▶ **Brief**: Gather up the lines that contain "from".
+ + +
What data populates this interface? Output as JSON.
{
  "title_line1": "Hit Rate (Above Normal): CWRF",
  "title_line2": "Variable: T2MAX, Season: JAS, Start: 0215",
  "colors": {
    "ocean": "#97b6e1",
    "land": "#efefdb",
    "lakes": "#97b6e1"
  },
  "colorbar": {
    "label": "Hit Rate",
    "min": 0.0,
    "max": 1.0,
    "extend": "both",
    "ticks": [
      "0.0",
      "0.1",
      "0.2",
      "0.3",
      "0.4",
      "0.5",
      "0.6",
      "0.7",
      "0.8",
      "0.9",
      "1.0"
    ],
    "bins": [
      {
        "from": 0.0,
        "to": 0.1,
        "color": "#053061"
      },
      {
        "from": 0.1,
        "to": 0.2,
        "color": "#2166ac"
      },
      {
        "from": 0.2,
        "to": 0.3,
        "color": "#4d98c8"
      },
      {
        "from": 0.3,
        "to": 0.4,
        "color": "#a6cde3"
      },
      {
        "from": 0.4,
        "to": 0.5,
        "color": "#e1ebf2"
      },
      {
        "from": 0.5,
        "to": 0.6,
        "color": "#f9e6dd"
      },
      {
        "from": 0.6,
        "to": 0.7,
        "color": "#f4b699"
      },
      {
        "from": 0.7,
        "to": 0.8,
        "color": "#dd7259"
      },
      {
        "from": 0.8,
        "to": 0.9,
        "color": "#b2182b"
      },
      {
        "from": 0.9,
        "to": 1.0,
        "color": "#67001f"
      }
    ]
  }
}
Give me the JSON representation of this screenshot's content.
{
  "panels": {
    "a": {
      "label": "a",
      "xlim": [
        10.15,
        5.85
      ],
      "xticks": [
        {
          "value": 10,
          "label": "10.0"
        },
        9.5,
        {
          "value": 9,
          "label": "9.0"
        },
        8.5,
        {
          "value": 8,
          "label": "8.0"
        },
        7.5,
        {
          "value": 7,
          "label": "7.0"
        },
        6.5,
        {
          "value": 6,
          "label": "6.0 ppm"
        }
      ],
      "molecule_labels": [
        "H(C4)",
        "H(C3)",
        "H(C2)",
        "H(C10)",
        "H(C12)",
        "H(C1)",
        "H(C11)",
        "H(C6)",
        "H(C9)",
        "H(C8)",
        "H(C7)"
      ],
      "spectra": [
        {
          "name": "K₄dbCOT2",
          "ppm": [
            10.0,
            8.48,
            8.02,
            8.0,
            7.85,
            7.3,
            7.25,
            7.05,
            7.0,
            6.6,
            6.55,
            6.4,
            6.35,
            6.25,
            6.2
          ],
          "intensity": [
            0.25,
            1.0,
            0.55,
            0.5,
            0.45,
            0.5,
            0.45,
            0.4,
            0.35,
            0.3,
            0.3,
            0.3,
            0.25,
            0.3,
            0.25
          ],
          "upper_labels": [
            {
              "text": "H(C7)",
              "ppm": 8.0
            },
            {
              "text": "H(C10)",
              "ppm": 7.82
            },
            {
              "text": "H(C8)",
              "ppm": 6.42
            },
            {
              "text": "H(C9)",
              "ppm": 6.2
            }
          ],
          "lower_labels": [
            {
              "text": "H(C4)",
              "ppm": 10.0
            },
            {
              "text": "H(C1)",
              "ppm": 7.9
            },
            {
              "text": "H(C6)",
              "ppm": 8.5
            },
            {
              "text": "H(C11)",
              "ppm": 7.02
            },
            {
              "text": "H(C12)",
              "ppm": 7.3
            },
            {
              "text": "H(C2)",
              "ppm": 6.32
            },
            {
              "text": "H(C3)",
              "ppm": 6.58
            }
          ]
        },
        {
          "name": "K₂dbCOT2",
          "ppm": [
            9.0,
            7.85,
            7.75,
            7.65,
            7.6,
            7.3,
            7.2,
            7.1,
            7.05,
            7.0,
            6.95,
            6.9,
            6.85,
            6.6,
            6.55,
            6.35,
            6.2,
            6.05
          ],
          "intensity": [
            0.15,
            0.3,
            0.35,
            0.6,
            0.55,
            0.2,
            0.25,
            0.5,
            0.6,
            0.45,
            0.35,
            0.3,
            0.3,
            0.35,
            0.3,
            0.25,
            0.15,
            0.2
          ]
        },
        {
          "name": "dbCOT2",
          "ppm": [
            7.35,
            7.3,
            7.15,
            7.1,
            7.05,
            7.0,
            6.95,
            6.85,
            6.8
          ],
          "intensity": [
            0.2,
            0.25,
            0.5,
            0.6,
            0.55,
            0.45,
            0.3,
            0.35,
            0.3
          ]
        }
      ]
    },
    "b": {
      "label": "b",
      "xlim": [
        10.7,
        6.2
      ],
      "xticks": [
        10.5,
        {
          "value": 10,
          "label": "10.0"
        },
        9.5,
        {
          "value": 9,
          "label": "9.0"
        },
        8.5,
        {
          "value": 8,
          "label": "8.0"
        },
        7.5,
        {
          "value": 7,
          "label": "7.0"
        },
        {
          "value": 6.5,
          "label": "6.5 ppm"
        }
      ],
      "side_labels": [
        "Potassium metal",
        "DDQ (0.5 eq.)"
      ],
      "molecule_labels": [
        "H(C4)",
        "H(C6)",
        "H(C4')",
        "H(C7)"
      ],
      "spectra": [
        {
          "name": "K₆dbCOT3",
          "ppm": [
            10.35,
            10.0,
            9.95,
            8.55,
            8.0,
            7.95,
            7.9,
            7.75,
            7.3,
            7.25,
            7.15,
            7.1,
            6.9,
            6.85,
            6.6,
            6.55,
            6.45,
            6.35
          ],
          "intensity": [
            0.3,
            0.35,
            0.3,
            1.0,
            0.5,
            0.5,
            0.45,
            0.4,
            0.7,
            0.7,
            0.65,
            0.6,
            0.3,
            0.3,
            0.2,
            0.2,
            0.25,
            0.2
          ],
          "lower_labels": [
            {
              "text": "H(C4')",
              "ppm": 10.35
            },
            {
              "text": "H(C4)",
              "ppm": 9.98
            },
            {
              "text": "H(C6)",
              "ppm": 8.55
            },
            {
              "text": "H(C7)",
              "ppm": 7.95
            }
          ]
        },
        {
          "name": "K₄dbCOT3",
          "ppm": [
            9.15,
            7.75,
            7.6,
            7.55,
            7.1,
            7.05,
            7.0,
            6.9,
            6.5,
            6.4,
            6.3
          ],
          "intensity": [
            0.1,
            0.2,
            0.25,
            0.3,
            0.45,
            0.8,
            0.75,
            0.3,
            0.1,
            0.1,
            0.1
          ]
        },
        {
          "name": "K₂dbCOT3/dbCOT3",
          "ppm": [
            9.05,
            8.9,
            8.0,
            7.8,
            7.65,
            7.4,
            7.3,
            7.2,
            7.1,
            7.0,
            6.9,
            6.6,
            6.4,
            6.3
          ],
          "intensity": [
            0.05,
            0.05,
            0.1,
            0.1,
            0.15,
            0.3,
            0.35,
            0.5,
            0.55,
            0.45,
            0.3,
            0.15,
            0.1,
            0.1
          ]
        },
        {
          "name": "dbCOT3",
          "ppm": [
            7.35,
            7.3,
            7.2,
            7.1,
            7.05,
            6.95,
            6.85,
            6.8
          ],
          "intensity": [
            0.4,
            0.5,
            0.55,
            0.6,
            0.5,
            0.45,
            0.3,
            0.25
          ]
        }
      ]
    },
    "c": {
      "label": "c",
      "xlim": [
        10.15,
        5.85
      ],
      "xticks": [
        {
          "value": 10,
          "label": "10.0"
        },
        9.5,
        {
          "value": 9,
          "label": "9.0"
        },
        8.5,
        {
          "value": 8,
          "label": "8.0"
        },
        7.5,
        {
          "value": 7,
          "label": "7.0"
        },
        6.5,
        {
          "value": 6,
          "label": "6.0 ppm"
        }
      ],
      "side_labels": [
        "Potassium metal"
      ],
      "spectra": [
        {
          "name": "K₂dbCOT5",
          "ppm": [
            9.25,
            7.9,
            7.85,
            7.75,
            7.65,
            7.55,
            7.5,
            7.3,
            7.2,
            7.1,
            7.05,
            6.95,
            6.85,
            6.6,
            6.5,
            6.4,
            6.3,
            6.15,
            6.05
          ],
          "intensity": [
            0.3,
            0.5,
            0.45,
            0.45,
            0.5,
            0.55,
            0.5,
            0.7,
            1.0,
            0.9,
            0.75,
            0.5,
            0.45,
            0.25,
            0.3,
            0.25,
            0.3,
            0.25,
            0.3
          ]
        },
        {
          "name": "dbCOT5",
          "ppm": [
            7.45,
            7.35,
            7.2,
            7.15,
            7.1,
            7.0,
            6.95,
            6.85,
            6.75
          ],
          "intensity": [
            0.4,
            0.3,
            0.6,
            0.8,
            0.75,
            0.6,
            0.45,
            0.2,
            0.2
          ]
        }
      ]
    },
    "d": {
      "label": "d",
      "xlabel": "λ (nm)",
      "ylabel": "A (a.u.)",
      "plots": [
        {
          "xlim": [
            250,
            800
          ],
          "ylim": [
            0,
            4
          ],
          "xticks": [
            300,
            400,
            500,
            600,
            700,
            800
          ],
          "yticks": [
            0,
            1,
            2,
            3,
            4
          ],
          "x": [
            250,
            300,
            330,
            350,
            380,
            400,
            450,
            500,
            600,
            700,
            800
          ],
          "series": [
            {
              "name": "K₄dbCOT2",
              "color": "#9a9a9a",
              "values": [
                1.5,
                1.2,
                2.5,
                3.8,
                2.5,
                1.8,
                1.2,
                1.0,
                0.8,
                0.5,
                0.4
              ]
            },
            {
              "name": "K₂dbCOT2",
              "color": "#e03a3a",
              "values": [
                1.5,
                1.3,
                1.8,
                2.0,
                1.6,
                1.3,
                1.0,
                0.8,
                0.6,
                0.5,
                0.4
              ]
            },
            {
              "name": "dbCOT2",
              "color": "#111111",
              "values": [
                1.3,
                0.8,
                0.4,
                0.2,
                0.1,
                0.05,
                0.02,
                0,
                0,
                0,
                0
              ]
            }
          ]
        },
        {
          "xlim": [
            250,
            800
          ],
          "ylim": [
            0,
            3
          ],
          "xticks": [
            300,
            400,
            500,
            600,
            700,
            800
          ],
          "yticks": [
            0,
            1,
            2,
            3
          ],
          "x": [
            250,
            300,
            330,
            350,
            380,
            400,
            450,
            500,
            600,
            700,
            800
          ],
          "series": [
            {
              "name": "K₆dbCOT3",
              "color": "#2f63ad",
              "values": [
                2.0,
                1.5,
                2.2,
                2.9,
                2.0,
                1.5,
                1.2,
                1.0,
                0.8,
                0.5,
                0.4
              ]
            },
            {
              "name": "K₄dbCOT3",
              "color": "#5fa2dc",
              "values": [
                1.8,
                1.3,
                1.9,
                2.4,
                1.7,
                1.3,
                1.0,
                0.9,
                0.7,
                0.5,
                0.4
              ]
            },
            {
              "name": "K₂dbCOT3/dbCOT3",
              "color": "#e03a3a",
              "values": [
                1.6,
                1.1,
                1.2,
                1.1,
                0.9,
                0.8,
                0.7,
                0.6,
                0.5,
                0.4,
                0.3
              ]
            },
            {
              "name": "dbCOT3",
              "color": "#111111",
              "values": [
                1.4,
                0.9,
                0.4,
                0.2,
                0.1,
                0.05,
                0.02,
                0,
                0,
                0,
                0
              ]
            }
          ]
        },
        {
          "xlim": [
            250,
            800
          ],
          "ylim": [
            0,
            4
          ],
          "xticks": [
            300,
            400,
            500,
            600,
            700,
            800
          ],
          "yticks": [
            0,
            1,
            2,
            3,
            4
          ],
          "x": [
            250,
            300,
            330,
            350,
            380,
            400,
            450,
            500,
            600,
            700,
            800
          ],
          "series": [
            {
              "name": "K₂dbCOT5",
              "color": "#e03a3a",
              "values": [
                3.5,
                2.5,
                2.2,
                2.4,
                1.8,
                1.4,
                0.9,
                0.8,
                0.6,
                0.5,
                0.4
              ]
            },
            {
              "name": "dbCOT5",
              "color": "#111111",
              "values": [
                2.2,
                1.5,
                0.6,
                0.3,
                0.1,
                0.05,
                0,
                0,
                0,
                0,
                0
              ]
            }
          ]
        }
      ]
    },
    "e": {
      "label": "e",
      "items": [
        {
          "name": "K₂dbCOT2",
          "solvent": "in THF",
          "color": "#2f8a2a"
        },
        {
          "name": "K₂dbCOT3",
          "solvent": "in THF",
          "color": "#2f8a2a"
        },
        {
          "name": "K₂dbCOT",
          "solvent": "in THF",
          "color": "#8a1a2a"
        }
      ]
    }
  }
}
+ + +
▶ **Expected answer**:
        "from": 0.0,
        "from": 0.1,
        "from": 0.2,
        "from": 0.3,
        "from": 0.4,
        "from": 0.5,
        "from": 0.6,
        "from": 0.7,
        "from": 0.8,
        "from": 0.9,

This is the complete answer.